● Goal of the exercise
In the records below, locate the line containing "What text is on this page?", then extract it and all following lines exactly, ending with the last line.

● Information supplied
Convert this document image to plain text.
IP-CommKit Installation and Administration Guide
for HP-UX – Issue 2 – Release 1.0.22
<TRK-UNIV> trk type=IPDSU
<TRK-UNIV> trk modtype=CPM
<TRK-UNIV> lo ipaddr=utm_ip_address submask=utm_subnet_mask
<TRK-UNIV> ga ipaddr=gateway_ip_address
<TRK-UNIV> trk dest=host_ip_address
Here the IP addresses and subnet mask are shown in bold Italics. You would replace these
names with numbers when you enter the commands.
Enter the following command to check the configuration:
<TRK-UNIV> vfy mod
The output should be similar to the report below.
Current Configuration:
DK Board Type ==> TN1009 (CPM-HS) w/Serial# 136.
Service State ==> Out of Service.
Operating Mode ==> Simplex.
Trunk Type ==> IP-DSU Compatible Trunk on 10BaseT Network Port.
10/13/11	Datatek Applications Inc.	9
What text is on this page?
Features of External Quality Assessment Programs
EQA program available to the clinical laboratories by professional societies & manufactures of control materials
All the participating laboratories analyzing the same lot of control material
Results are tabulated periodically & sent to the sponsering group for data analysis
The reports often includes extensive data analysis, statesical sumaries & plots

● Complete answer
What text is on this page?
Features of External Quality Assessment Programs
EQA program available to the clinical laboratories by professional societies & manufactures of control materials
All the participating laboratories analyzing the same lot of control material
Results are tabulated periodically & sent to the sponsering group for data analysis
The reports often includes extensive data analysis, statesical sumaries & plots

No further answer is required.